AUFGABENSTELLUNG:
Kannst du sämtliche Einträge Zeile für Zeile unverändert abschreiben und dabei die Bilder weglassen?

= = = =

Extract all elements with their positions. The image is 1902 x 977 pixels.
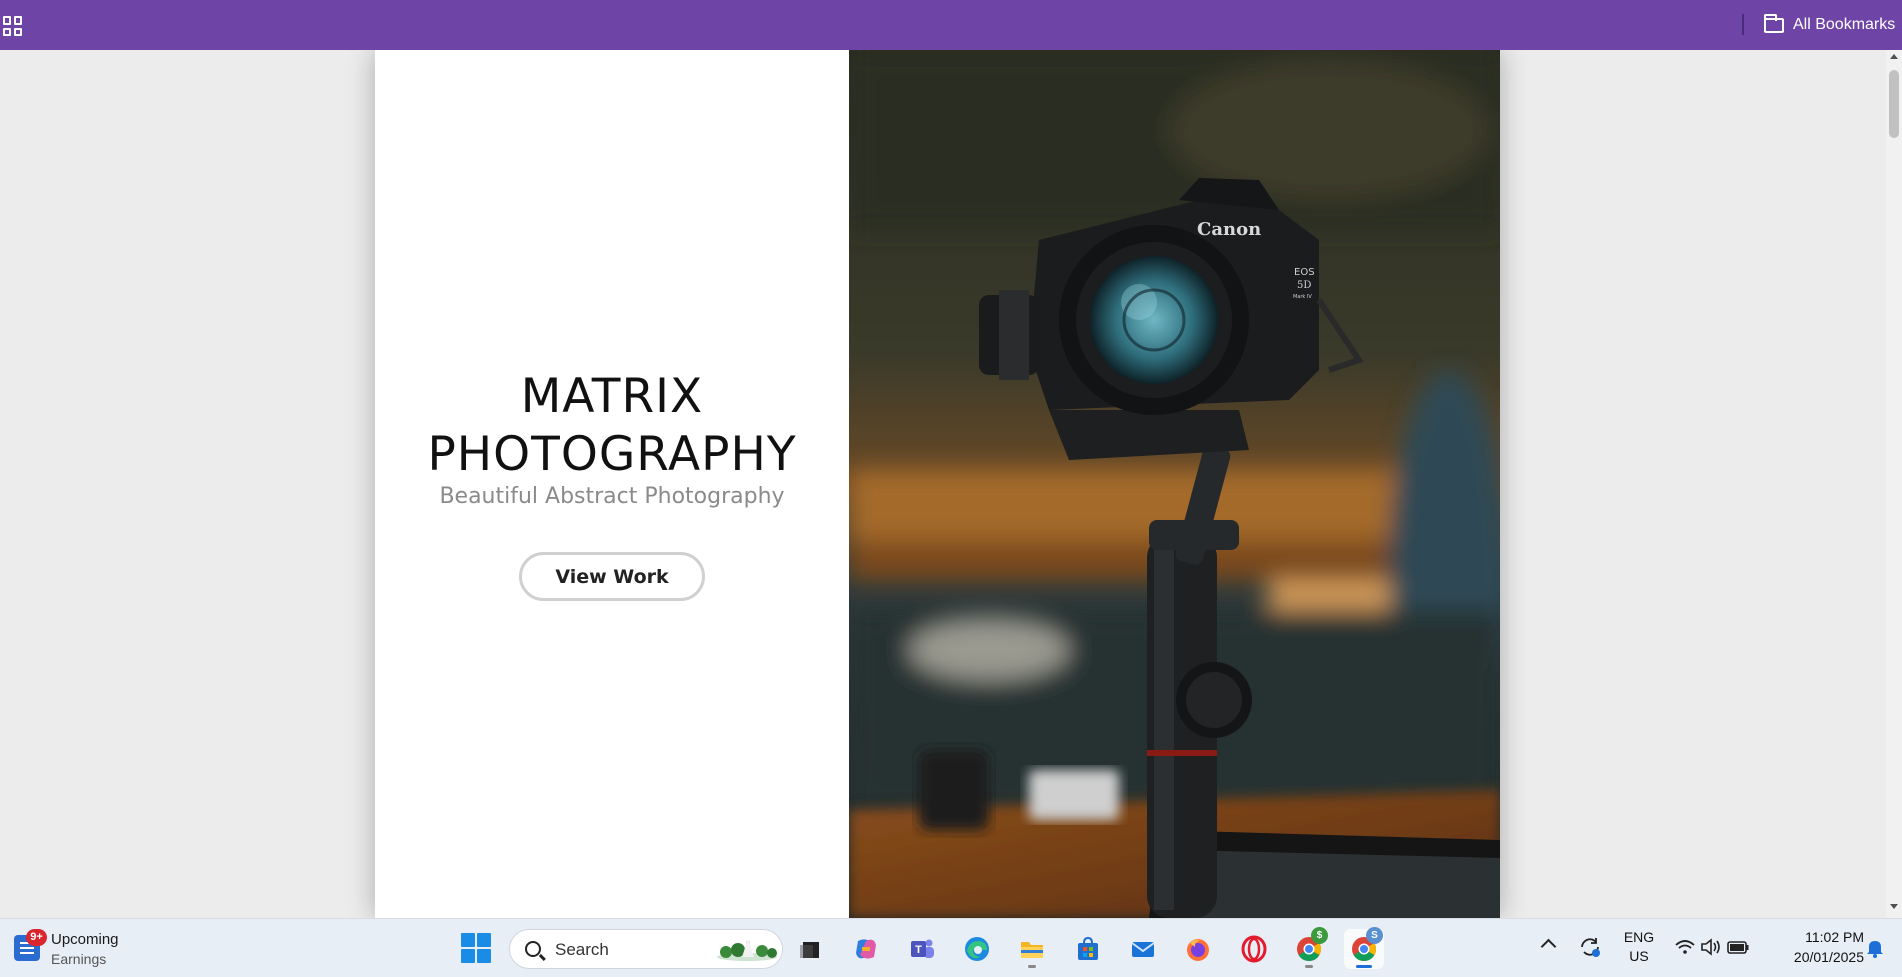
task-view-icon: [800, 942, 819, 958]
firefox-button[interactable]: [1178, 929, 1218, 969]
taskbar-search-box[interactable]: Search: [509, 929, 783, 969]
hero-photo: Canon EOS 5D Mark IV: [849, 50, 1500, 918]
edge-button[interactable]: [957, 929, 997, 969]
wifi-icon: [1675, 940, 1695, 954]
search-icon: [525, 941, 541, 957]
clock[interactable]: 11:02 PM 20/01/2025: [1772, 927, 1864, 967]
firefox-icon: [1187, 939, 1209, 961]
chrome-profile-1-badge: $: [1311, 927, 1328, 944]
hero-text-panel: MATRIX PHOTOGRAPHY Beautiful Abstract Ph…: [375, 50, 849, 918]
opera-icon: [1241, 935, 1267, 963]
camera-model-line-3: Mark IV: [1293, 294, 1312, 300]
edge-icon: [965, 937, 989, 961]
network-volume-battery-icons[interactable]: [1673, 935, 1753, 959]
svg-text:T: T: [915, 944, 922, 956]
hero-title-line-1: MATRIX: [520, 369, 704, 424]
clock-time: 11:02 PM: [1805, 929, 1864, 945]
scroll-thumb[interactable]: [1889, 70, 1899, 138]
notification-bell-icon[interactable]: [1864, 937, 1886, 959]
page-scrollbar[interactable]: [1886, 50, 1902, 918]
hero-card: MATRIX PHOTOGRAPHY Beautiful Abstract Ph…: [375, 50, 1500, 918]
active-indicator: [1356, 965, 1372, 968]
hero-subtitle: Beautiful Abstract Photography: [439, 484, 785, 509]
chrome-profile-2-badge: S: [1366, 927, 1383, 944]
search-highlight-icon: [717, 939, 777, 961]
windows-start-icon[interactable]: [461, 933, 491, 963]
battery-icon: [1727, 941, 1749, 954]
bookmarks-bar: All Bookmarks: [0, 0, 1902, 50]
widget-title: Upcoming: [51, 931, 119, 948]
bookmarks-divider: [1742, 14, 1744, 35]
view-work-button[interactable]: View Work: [519, 552, 705, 601]
widget-subtitle: Earnings: [51, 951, 107, 967]
opera-button[interactable]: [1234, 929, 1274, 969]
chrome-profile-2-button[interactable]: S: [1344, 927, 1384, 969]
hero-title-line-2: PHOTOGRAPHY: [427, 427, 797, 482]
language-indicator[interactable]: ENG US: [1620, 928, 1658, 966]
running-indicator: [1028, 965, 1036, 968]
folder-app-icon: [1021, 942, 1043, 958]
copilot-button[interactable]: [846, 929, 886, 969]
apps-grid-icon[interactable]: [3, 16, 23, 36]
widget-notification-badge: 9+: [26, 929, 47, 946]
task-view-button[interactable]: [790, 929, 830, 969]
chrome-profile-1-button[interactable]: $: [1289, 927, 1329, 969]
copilot-icon: [856, 939, 876, 959]
language-code: ENG: [1623, 929, 1655, 945]
store-button[interactable]: [1068, 929, 1108, 969]
scroll-down-arrow-icon[interactable]: [1890, 904, 1898, 909]
file-explorer-button[interactable]: [1012, 929, 1052, 969]
teams-button[interactable]: T: [902, 929, 942, 969]
chevron-up-icon[interactable]: [1540, 938, 1557, 955]
region-code: US: [1629, 948, 1649, 964]
camera-brand-text: Canon: [1197, 219, 1261, 240]
folder-icon: [1764, 13, 1784, 33]
camera-model-line-2: 5D: [1297, 280, 1311, 291]
scroll-up-arrow-icon[interactable]: [1890, 54, 1898, 59]
teams-icon: T: [911, 939, 934, 958]
clock-date: 20/01/2025: [1793, 949, 1864, 965]
running-indicator: [1305, 965, 1313, 968]
store-icon: [1078, 936, 1098, 960]
volume-icon: [1701, 938, 1720, 956]
mail-button[interactable]: [1123, 929, 1163, 969]
windows-taskbar: 9+ Upcoming Earnings Search T $ S ENG US…: [0, 918, 1902, 977]
sync-icon[interactable]: [1578, 935, 1602, 959]
web-page: MATRIX PHOTOGRAPHY Beautiful Abstract Ph…: [0, 50, 1902, 918]
widgets-button[interactable]: 9+ Upcoming Earnings: [12, 929, 152, 969]
hero-title: MATRIX PHOTOGRAPHY: [375, 368, 849, 484]
mail-icon: [1131, 942, 1155, 957]
camera-model-line-1: EOS: [1294, 267, 1315, 278]
search-placeholder: Search: [555, 940, 609, 959]
all-bookmarks-label: All Bookmarks: [1793, 16, 1896, 33]
all-bookmarks-button[interactable]: All Bookmarks: [1764, 13, 1895, 37]
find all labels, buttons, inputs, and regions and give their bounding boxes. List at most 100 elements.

= = = =

LÖSUNG:
Extract all elements with their positions. The image is 1902 x 977 pixels.
task-view-icon: [800, 942, 819, 958]
firefox-button[interactable]: [1178, 929, 1218, 969]
taskbar-search-box[interactable]: Search: [509, 929, 783, 969]
hero-photo: Canon EOS 5D Mark IV: [849, 50, 1500, 918]
edge-button[interactable]: [957, 929, 997, 969]
wifi-icon: [1675, 940, 1695, 954]
search-icon: [525, 941, 541, 957]
clock[interactable]: 11:02 PM 20/01/2025: [1772, 927, 1864, 967]
firefox-icon: [1187, 939, 1209, 961]
chrome-profile-1-badge: $: [1311, 927, 1328, 944]
hero-text-panel: MATRIX PHOTOGRAPHY Beautiful Abstract Ph…: [375, 50, 849, 918]
opera-icon: [1241, 935, 1267, 963]
camera-model-line-3: Mark IV: [1293, 294, 1312, 300]
edge-icon: [965, 937, 989, 961]
network-volume-battery-icons[interactable]: [1673, 935, 1753, 959]
svg-text:T: T: [915, 944, 922, 956]
hero-title-line-1: MATRIX: [520, 369, 704, 424]
clock-time: 11:02 PM: [1805, 929, 1864, 945]
scroll-thumb[interactable]: [1889, 70, 1899, 138]
notification-bell-icon[interactable]: [1864, 937, 1886, 959]
page-scrollbar[interactable]: [1886, 50, 1902, 918]
hero-card: MATRIX PHOTOGRAPHY Beautiful Abstract Ph…: [375, 50, 1500, 918]
active-indicator: [1356, 965, 1372, 968]
hero-subtitle: Beautiful Abstract Photography: [439, 484, 785, 509]
chrome-profile-2-badge: S: [1366, 927, 1383, 944]
search-highlight-icon: [717, 939, 777, 961]
windows-start-icon[interactable]: [461, 933, 491, 963]
battery-icon: [1727, 941, 1749, 954]
bookmarks-bar: All Bookmarks: [0, 0, 1902, 50]
widget-title: Upcoming: [51, 931, 119, 948]
bookmarks-divider: [1742, 14, 1744, 35]
view-work-button[interactable]: View Work: [519, 552, 705, 601]
widget-subtitle: Earnings: [51, 951, 107, 967]
opera-button[interactable]: [1234, 929, 1274, 969]
chrome-profile-2-button[interactable]: S: [1344, 927, 1384, 969]
hero-title-line-2: PHOTOGRAPHY: [427, 427, 797, 482]
language-indicator[interactable]: ENG US: [1620, 928, 1658, 966]
running-indicator: [1028, 965, 1036, 968]
folder-app-icon: [1021, 942, 1043, 958]
copilot-button[interactable]: [846, 929, 886, 969]
apps-grid-icon[interactable]: [3, 16, 23, 36]
widget-notification-badge: 9+: [26, 929, 47, 946]
task-view-button[interactable]: [790, 929, 830, 969]
chrome-profile-1-button[interactable]: $: [1289, 927, 1329, 969]
copilot-icon: [856, 939, 876, 959]
language-code: ENG: [1623, 929, 1655, 945]
store-button[interactable]: [1068, 929, 1108, 969]
scroll-down-arrow-icon[interactable]: [1890, 904, 1898, 909]
file-explorer-button[interactable]: [1012, 929, 1052, 969]
teams-button[interactable]: T: [902, 929, 942, 969]
chevron-up-icon[interactable]: [1540, 938, 1557, 955]
region-code: US: [1629, 948, 1649, 964]
camera-brand-text: Canon: [1197, 219, 1261, 240]
folder-icon: [1764, 13, 1784, 33]
camera-model-line-2: 5D: [1297, 280, 1311, 291]
scroll-up-arrow-icon[interactable]: [1890, 54, 1898, 59]
teams-icon: T: [911, 939, 934, 958]
clock-date: 20/01/2025: [1793, 949, 1864, 965]
running-indicator: [1305, 965, 1313, 968]
store-icon: [1078, 936, 1098, 960]
volume-icon: [1701, 938, 1720, 956]
mail-button[interactable]: [1123, 929, 1163, 969]
windows-taskbar: 9+ Upcoming Earnings Search T $ S ENG US…: [0, 918, 1902, 977]
sync-icon[interactable]: [1578, 935, 1602, 959]
web-page: MATRIX PHOTOGRAPHY Beautiful Abstract Ph…: [0, 50, 1902, 918]
widgets-button[interactable]: 9+ Upcoming Earnings: [12, 929, 152, 969]
hero-title: MATRIX PHOTOGRAPHY: [375, 368, 849, 484]
mail-icon: [1131, 942, 1155, 957]
camera-model-line-1: EOS: [1294, 267, 1315, 278]
search-placeholder: Search: [555, 940, 609, 959]
all-bookmarks-label: All Bookmarks: [1793, 16, 1896, 33]
all-bookmarks-button[interactable]: All Bookmarks: [1764, 13, 1895, 37]
find all labels, buttons, inputs, and regions and give their bounding boxes. List at most 100 elements.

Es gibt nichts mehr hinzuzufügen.